> [WORK TO BE COMPLETED] Filter for the word "study" and keep each matching line.
= = = = =
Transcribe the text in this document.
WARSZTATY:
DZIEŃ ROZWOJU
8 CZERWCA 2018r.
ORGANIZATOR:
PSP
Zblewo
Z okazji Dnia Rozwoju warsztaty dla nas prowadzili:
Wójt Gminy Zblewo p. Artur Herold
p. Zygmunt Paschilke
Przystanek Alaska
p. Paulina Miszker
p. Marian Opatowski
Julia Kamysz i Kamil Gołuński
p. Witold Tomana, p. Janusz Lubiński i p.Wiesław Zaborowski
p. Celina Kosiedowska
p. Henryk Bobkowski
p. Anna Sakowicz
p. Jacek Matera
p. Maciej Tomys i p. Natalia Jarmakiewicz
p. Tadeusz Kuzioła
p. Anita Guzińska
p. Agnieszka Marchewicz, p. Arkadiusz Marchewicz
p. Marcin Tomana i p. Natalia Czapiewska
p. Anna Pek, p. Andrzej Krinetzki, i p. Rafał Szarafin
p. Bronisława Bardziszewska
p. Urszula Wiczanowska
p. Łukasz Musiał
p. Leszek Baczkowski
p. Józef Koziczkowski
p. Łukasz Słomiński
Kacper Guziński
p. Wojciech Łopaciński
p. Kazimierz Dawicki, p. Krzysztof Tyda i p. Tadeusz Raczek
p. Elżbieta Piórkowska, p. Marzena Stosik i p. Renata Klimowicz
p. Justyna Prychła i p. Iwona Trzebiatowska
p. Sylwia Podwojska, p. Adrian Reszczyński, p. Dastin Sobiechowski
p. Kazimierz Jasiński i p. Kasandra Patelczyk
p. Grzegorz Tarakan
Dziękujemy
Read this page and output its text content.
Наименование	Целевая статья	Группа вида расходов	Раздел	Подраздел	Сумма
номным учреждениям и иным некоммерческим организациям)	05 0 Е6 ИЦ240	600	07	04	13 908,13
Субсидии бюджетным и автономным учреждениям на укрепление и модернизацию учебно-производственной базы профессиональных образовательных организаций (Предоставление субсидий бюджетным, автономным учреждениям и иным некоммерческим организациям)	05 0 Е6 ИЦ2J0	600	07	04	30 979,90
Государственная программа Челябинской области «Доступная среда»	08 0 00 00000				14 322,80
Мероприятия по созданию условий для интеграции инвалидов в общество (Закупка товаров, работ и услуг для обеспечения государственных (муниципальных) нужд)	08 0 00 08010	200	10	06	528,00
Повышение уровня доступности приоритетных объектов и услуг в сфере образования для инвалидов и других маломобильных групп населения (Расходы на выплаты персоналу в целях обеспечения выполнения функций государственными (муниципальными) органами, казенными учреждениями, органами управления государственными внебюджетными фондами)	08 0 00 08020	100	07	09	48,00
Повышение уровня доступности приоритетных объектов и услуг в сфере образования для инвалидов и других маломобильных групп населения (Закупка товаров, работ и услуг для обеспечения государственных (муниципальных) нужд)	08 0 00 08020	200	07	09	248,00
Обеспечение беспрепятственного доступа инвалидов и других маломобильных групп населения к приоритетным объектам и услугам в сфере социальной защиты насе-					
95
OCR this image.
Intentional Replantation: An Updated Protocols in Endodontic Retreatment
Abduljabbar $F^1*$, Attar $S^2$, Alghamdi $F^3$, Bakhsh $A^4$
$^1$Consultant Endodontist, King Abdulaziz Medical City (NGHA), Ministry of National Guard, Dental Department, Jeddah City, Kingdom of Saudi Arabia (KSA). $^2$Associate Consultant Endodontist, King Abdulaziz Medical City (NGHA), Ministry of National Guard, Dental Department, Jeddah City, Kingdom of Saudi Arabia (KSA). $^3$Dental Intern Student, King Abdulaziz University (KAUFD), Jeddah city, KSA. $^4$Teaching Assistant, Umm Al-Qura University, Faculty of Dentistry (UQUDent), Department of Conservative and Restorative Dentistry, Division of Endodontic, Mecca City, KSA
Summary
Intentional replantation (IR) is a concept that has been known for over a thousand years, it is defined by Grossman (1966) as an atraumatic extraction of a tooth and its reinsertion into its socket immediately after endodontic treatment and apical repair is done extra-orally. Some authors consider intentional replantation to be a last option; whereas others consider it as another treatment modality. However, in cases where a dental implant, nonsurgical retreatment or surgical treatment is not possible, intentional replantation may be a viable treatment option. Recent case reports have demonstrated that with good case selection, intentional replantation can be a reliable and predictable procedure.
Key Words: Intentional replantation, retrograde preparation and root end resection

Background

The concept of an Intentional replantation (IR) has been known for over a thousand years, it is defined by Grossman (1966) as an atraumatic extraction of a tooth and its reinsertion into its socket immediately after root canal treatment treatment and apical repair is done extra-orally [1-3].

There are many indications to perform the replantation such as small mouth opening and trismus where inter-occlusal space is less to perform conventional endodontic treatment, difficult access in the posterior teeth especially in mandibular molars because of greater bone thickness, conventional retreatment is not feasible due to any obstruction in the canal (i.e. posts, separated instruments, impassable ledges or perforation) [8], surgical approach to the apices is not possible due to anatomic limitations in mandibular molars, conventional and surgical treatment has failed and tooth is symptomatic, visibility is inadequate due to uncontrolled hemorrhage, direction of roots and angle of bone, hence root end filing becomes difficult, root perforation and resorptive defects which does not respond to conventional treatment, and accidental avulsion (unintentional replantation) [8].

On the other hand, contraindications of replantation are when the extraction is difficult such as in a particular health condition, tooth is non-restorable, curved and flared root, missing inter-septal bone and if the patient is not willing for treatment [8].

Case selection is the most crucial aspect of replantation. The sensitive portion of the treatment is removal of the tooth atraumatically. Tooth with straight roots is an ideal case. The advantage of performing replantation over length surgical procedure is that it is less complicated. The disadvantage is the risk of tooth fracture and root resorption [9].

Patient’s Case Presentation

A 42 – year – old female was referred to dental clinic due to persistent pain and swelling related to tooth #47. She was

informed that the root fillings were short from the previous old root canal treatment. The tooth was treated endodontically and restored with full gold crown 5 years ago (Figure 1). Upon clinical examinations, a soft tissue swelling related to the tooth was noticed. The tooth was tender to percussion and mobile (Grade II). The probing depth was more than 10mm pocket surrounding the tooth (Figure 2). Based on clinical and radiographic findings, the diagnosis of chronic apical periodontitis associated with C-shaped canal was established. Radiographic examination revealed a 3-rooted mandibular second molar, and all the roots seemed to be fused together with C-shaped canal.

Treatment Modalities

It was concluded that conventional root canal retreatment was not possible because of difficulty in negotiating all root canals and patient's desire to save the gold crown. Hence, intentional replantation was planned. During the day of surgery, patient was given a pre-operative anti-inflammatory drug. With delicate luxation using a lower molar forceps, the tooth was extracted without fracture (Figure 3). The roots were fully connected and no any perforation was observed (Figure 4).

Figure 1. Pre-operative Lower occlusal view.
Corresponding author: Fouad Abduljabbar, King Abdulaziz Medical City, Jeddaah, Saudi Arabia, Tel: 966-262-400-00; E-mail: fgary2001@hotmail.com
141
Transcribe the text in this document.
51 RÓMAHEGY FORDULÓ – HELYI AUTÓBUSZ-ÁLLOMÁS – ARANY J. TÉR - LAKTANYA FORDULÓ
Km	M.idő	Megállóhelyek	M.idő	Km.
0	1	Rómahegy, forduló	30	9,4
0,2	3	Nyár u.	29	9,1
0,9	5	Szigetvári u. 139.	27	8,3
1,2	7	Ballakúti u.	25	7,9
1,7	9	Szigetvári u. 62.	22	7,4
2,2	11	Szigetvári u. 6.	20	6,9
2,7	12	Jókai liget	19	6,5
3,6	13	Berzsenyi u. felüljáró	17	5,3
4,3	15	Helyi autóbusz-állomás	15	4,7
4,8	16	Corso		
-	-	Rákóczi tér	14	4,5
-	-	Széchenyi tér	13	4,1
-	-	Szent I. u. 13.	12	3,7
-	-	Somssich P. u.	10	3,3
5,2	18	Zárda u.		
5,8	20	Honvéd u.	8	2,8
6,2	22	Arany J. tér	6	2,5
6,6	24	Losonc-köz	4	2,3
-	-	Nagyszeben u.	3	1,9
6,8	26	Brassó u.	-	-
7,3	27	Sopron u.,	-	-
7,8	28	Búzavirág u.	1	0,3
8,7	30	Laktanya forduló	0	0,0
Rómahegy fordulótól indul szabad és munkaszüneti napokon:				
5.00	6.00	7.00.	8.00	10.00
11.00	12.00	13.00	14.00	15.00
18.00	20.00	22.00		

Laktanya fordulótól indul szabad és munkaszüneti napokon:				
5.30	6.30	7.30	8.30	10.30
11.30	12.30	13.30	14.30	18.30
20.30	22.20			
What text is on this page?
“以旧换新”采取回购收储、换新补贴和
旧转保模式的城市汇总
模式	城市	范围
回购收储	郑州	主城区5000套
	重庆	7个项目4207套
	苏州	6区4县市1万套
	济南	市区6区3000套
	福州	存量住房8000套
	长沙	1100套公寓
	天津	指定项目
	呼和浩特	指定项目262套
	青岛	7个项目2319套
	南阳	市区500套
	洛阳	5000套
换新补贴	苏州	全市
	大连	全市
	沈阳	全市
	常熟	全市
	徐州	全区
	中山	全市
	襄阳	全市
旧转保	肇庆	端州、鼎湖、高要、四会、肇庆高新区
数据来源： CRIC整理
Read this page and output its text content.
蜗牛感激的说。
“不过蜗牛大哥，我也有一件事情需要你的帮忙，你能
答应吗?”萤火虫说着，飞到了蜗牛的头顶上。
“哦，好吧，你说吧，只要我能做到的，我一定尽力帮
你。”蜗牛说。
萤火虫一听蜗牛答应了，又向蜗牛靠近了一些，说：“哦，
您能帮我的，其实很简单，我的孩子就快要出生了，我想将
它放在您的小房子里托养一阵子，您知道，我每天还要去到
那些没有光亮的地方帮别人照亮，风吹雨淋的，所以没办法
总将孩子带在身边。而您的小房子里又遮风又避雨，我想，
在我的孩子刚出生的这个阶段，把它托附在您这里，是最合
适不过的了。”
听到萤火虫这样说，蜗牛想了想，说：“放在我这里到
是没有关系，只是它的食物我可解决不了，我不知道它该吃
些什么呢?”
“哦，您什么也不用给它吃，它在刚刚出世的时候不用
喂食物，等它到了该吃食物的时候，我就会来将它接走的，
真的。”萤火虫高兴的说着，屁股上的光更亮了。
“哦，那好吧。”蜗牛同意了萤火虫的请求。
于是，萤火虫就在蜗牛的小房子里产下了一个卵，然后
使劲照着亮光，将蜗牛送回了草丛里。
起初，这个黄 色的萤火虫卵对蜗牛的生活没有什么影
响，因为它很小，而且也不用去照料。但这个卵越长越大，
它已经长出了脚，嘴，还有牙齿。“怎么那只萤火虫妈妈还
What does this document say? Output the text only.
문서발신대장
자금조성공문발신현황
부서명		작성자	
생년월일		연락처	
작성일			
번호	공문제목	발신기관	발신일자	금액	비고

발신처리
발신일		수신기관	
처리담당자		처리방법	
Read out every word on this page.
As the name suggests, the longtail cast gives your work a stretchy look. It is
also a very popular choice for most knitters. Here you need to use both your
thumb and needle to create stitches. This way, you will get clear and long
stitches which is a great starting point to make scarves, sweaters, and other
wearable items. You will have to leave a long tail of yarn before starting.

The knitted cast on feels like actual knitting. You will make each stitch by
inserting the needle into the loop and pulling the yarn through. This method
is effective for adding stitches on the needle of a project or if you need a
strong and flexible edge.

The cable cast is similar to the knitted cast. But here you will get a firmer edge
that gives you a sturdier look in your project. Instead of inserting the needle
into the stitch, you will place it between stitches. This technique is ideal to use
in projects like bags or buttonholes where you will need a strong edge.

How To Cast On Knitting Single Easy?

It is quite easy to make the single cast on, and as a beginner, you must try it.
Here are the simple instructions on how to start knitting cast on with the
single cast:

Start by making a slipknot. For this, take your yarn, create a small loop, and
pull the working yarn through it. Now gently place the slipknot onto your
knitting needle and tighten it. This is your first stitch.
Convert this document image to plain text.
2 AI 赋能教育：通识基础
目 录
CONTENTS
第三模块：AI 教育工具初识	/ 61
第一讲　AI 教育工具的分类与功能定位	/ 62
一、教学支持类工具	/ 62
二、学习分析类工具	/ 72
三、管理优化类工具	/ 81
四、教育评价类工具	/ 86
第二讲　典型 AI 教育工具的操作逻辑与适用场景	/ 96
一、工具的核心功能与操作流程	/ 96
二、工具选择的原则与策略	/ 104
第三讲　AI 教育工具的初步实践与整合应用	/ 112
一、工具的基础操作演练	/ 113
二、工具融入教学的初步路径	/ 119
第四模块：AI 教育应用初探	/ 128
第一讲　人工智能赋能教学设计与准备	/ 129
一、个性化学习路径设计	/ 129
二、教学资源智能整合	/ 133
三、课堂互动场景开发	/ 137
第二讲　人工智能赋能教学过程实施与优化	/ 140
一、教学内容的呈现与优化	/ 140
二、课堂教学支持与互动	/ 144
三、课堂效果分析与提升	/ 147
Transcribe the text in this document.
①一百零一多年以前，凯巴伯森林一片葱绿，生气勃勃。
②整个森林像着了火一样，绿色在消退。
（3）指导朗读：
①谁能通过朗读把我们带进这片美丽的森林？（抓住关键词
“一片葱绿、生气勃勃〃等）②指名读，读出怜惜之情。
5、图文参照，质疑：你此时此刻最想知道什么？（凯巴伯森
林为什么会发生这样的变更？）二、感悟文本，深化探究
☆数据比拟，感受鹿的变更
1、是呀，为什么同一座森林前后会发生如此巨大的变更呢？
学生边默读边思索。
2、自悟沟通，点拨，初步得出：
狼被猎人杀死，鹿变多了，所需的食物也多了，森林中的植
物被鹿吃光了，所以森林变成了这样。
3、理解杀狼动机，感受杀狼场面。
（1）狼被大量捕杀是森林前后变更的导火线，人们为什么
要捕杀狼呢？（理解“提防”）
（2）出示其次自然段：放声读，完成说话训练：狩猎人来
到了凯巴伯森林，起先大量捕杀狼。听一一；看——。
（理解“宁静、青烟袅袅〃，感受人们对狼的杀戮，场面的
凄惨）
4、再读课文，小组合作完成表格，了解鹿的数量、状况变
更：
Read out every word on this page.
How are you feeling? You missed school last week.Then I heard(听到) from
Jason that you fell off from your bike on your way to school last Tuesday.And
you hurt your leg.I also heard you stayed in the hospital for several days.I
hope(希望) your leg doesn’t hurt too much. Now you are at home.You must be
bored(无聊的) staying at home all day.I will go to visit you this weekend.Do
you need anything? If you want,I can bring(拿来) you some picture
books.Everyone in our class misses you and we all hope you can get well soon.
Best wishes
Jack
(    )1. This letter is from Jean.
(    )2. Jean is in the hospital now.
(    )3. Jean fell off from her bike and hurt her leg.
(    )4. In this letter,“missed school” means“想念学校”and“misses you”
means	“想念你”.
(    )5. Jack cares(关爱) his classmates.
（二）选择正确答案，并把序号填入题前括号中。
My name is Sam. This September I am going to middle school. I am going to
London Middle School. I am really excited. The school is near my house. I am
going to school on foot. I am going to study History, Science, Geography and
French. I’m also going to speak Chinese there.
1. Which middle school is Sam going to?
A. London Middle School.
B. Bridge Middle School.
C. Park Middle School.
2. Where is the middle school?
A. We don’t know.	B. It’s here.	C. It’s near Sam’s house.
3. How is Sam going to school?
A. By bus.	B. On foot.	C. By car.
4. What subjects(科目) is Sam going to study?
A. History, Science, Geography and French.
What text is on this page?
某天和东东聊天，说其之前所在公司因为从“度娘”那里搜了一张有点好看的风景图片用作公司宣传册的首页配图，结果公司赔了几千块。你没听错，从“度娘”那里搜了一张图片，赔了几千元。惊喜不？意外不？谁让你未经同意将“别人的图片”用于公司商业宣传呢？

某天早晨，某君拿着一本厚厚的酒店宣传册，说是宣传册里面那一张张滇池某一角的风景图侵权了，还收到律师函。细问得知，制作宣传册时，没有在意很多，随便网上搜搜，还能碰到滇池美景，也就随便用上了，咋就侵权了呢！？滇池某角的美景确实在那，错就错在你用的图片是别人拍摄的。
= = = = =
> [EXERCISE RESPONSE]
going to school on foot. I am going to study History, Science, Geography and
4. What subjects(科目) is Sam going to study?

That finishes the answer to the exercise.